--- BEGIN DATASET EXTRACT ---
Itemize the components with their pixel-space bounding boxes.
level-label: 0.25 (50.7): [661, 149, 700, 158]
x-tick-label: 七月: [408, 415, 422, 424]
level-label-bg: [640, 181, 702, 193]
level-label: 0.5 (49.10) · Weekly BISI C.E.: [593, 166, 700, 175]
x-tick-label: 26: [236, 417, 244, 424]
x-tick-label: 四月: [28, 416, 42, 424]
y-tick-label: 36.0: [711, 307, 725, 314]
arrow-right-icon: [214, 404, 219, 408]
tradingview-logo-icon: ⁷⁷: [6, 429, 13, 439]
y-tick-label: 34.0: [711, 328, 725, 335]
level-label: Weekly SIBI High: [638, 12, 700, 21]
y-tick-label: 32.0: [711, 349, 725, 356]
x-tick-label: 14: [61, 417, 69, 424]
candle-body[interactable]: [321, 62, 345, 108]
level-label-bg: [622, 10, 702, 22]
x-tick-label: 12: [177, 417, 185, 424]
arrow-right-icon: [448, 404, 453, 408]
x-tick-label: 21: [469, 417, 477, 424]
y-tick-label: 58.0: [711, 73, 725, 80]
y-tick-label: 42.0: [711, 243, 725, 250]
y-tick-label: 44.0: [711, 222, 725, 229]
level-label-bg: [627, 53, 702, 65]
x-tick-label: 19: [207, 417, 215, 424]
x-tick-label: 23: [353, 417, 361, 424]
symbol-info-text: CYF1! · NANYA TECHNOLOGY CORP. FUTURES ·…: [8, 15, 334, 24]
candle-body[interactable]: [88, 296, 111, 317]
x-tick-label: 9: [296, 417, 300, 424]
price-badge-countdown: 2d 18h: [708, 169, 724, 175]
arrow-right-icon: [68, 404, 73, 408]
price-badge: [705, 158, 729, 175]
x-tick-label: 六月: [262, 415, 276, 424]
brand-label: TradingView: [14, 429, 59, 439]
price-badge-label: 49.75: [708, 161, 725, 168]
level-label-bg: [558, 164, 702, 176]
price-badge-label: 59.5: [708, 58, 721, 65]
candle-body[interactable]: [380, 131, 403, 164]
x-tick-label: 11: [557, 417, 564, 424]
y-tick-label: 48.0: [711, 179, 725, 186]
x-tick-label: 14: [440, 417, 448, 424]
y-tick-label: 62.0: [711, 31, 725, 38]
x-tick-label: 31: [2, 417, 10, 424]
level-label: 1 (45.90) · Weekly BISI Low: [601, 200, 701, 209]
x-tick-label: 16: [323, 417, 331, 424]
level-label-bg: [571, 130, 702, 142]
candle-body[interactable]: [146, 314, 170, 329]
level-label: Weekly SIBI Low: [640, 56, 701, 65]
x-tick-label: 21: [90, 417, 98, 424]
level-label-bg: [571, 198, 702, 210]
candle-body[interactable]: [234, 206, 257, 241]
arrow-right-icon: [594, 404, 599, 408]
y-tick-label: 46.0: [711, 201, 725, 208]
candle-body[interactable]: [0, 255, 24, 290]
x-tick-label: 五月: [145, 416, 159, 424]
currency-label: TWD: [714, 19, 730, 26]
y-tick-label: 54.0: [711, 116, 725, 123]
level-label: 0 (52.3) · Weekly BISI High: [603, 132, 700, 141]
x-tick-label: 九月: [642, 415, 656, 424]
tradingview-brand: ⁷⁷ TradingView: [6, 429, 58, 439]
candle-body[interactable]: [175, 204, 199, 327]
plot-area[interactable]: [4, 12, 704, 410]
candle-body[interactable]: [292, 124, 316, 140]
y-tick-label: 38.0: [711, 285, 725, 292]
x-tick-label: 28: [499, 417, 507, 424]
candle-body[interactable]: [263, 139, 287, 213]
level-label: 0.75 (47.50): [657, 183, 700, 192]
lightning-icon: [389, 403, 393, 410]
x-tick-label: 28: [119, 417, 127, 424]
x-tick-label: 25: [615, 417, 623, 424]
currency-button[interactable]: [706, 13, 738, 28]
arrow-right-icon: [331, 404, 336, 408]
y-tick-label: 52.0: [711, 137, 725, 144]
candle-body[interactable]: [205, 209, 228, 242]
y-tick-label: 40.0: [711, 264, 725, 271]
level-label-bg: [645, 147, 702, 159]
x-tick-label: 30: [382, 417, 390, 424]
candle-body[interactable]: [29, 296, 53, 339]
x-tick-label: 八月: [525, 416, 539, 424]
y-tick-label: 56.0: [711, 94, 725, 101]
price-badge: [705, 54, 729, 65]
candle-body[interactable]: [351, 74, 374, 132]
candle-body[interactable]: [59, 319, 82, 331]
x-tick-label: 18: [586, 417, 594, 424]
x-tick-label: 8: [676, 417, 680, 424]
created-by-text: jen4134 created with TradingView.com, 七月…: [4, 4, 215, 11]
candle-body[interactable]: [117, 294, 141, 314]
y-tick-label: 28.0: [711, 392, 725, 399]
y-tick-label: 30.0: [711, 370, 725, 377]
--- END DATASET EXTRACT ---
--- BEGIN DATASET EXTRACT ---
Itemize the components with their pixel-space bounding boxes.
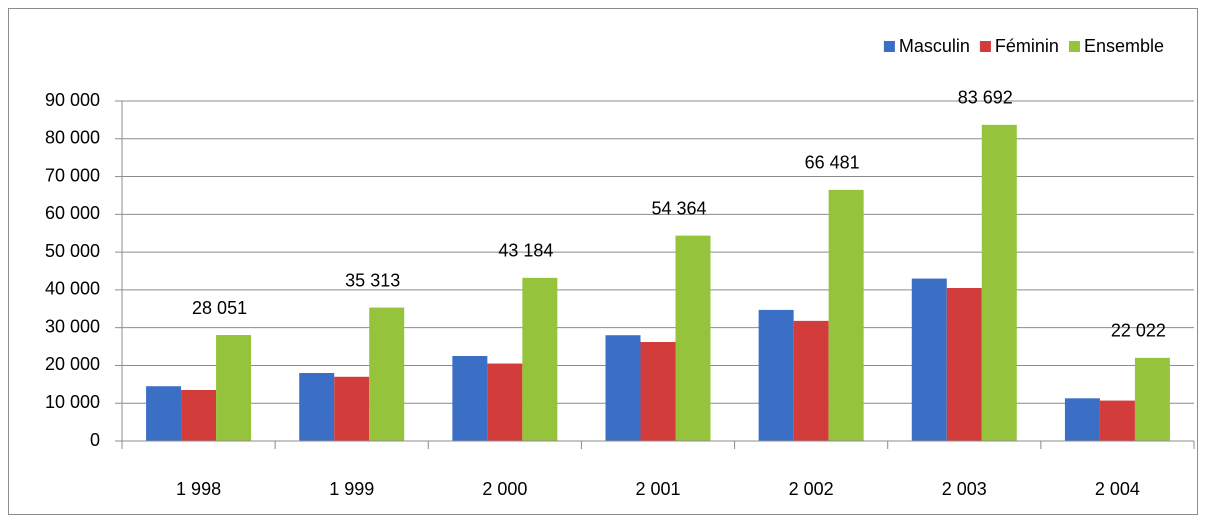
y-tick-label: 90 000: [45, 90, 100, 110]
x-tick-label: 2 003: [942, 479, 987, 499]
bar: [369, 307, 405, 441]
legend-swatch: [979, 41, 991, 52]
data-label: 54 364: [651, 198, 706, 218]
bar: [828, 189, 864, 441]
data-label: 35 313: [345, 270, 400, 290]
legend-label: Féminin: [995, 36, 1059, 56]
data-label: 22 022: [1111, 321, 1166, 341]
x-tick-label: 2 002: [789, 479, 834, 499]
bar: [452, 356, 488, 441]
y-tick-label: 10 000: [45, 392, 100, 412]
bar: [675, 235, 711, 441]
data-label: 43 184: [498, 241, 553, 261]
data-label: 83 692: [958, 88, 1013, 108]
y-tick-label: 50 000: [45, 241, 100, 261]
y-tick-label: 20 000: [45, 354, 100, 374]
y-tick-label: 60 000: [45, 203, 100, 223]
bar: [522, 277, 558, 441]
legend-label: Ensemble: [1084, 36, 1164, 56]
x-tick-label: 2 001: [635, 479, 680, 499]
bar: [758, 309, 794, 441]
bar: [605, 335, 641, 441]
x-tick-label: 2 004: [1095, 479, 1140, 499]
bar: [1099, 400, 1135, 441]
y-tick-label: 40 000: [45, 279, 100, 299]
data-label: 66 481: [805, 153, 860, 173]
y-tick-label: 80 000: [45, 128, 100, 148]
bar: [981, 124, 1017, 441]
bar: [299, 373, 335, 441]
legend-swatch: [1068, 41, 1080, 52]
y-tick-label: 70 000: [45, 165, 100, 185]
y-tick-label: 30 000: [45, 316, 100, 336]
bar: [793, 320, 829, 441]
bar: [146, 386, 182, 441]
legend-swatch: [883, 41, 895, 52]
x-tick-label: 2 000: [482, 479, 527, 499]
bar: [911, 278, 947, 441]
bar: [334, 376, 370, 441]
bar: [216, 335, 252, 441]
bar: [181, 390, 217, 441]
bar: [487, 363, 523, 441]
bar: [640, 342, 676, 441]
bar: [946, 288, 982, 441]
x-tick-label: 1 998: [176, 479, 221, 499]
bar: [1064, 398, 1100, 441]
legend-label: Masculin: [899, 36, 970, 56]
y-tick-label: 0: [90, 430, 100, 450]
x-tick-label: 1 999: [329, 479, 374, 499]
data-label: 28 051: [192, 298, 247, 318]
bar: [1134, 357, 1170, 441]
--- END DATASET EXTRACT ---
--- BEGIN DATASET EXTRACT ---
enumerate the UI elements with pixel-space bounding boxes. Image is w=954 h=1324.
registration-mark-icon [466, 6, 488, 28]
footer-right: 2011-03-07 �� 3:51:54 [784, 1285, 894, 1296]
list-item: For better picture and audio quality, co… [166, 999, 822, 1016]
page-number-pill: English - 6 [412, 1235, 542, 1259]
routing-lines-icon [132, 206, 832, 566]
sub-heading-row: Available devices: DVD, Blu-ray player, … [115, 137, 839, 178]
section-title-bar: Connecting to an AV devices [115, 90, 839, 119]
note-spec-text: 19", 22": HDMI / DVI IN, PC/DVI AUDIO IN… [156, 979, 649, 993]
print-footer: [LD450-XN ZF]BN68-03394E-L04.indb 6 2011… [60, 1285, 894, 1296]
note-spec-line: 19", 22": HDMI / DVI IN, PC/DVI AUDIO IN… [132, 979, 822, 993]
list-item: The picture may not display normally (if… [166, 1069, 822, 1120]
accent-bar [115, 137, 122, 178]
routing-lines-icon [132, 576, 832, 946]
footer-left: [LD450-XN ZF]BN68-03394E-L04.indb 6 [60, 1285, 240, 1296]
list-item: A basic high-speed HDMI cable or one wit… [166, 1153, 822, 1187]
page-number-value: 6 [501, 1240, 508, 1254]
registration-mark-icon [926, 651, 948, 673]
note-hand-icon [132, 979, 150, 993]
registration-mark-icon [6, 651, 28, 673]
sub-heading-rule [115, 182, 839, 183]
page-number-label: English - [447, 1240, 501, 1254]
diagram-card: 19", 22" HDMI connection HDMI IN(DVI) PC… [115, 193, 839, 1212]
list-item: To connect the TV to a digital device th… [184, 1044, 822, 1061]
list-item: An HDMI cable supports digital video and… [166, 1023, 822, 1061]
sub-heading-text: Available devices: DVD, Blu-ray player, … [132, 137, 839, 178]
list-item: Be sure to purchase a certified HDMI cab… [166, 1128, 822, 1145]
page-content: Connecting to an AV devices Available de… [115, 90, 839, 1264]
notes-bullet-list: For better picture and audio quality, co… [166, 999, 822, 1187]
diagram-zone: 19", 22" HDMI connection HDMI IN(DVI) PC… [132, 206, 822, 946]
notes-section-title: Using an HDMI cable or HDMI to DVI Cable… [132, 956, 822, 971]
--- END DATASET EXTRACT ---
PROBLEM STATEMENT
Reproduce the data lines verbatim, starting at the line that contains "y-tick-label: 90 000: [45, 90, 100, 110]" and ending at the line that contains "data-label: 35 313: [345, 270, 400, 290]", with both of those lines included.

ANSWER IN FULL
y-tick-label: 90 000: [45, 90, 100, 110]
x-tick-label: 2 003: [942, 479, 987, 499]
bar: [369, 307, 405, 441]
legend-swatch: [979, 41, 991, 52]
data-label: 54 364: [651, 198, 706, 218]
bar: [828, 189, 864, 441]
data-label: 35 313: [345, 270, 400, 290]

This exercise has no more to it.